◆ **TASK OBJECTIVE**:
Looking at the material below, count the lines that contain "text" and answer with the count only.

◆ **MATERIAL PROVIDED**:
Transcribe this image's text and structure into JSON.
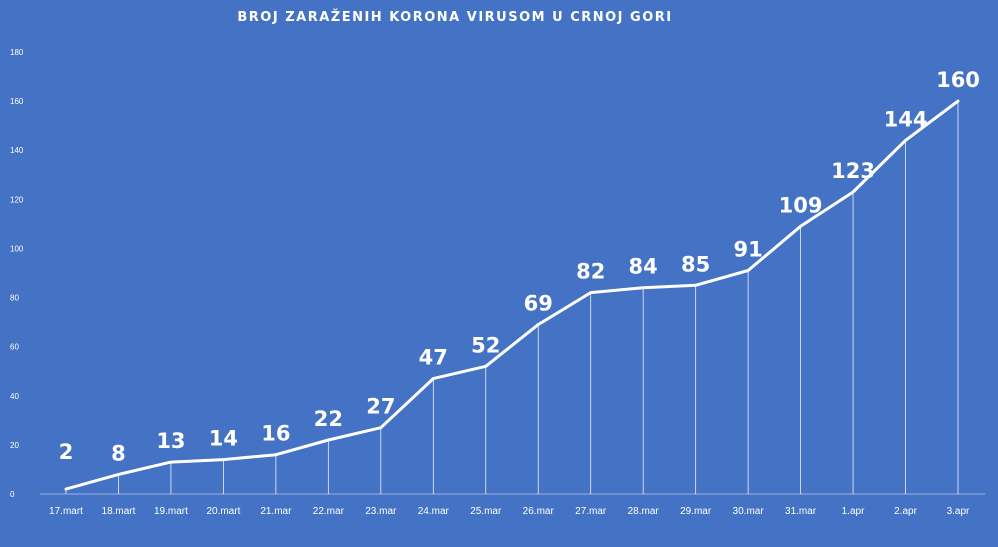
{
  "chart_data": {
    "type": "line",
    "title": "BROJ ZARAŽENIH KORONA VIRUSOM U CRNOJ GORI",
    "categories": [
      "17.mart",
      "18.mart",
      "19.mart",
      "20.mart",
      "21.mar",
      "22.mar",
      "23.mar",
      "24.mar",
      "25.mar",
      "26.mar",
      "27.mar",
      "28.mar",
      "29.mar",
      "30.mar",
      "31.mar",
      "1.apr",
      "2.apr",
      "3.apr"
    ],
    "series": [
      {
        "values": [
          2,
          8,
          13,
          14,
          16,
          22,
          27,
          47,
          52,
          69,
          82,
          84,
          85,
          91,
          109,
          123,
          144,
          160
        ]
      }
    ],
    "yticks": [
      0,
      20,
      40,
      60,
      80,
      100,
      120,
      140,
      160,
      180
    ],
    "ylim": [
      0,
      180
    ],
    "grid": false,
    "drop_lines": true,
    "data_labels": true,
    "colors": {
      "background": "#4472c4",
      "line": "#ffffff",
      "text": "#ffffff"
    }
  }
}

◆ **ANSWER FOR THE TASK**:
2